## [Short exercise]
Find and return each line containing "values".

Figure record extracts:
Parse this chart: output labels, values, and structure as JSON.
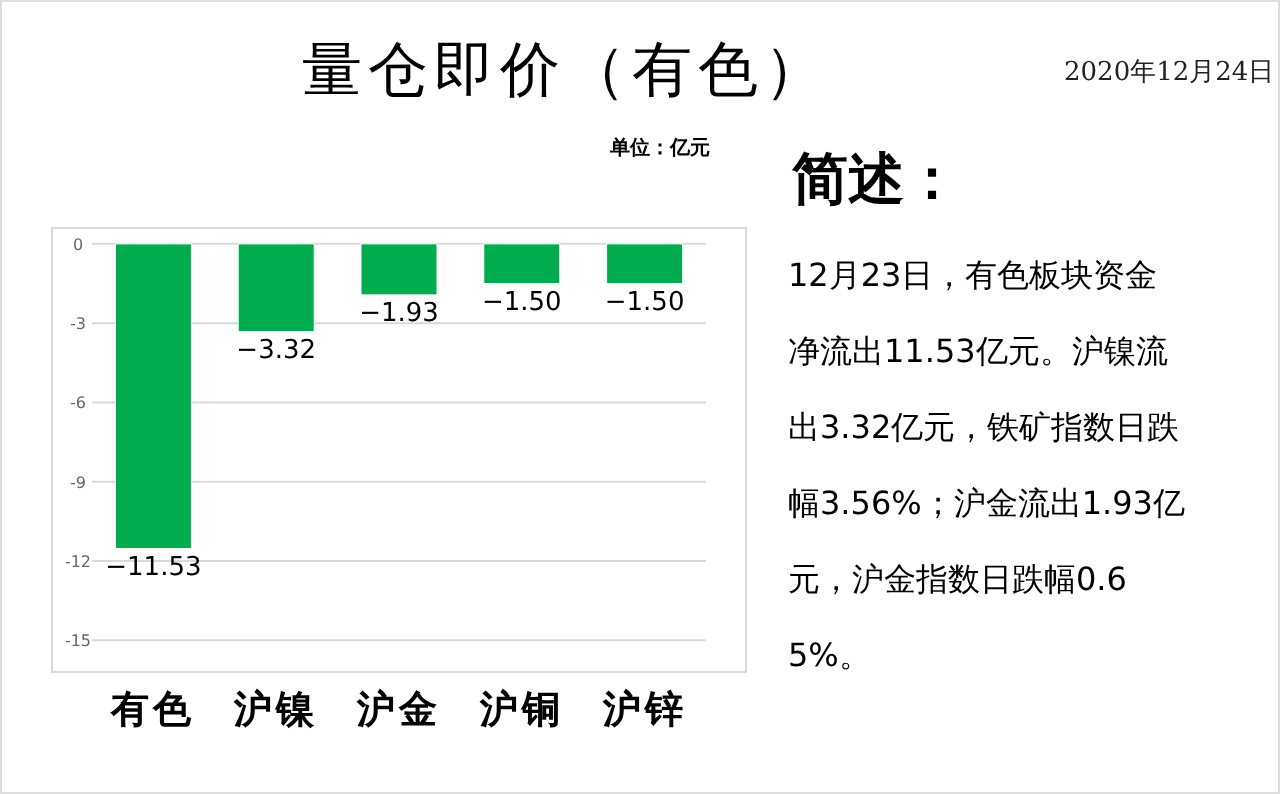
{
  "chart_data": {
    "type": "bar",
    "title": "量仓即价（有色）",
    "categories": [
      "有色",
      "沪镍",
      "沪金",
      "沪铜",
      "沪锌"
    ],
    "series": [
      {
        "color": "#00ac4e",
        "values": [
          -11.53,
          -3.32,
          -1.93,
          -1.5,
          -1.5
        ],
        "value_labels": [
          "−11.53",
          "−3.32",
          "−1.93",
          "−1.50",
          "−1.50"
        ]
      }
    ],
    "ylim": [
      -16.2,
      0.6
    ],
    "yticks": [
      0,
      -3,
      -6,
      -9,
      -12,
      -15
    ],
    "grid": "y",
    "annotations": [
      "单位：亿元",
      "简述：",
      "12月23日，有色板块资金净流出11.53亿元。沪镍流出3.32亿元，铁矿指数日跌幅3.56%；沪金流出1.93亿元，沪金指数日跌幅0.65%。",
      "2020年12月24日"
    ]
  }
}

## [Written answer]
Parse this chart: output labels, values, and structure as JSON.
        "values": [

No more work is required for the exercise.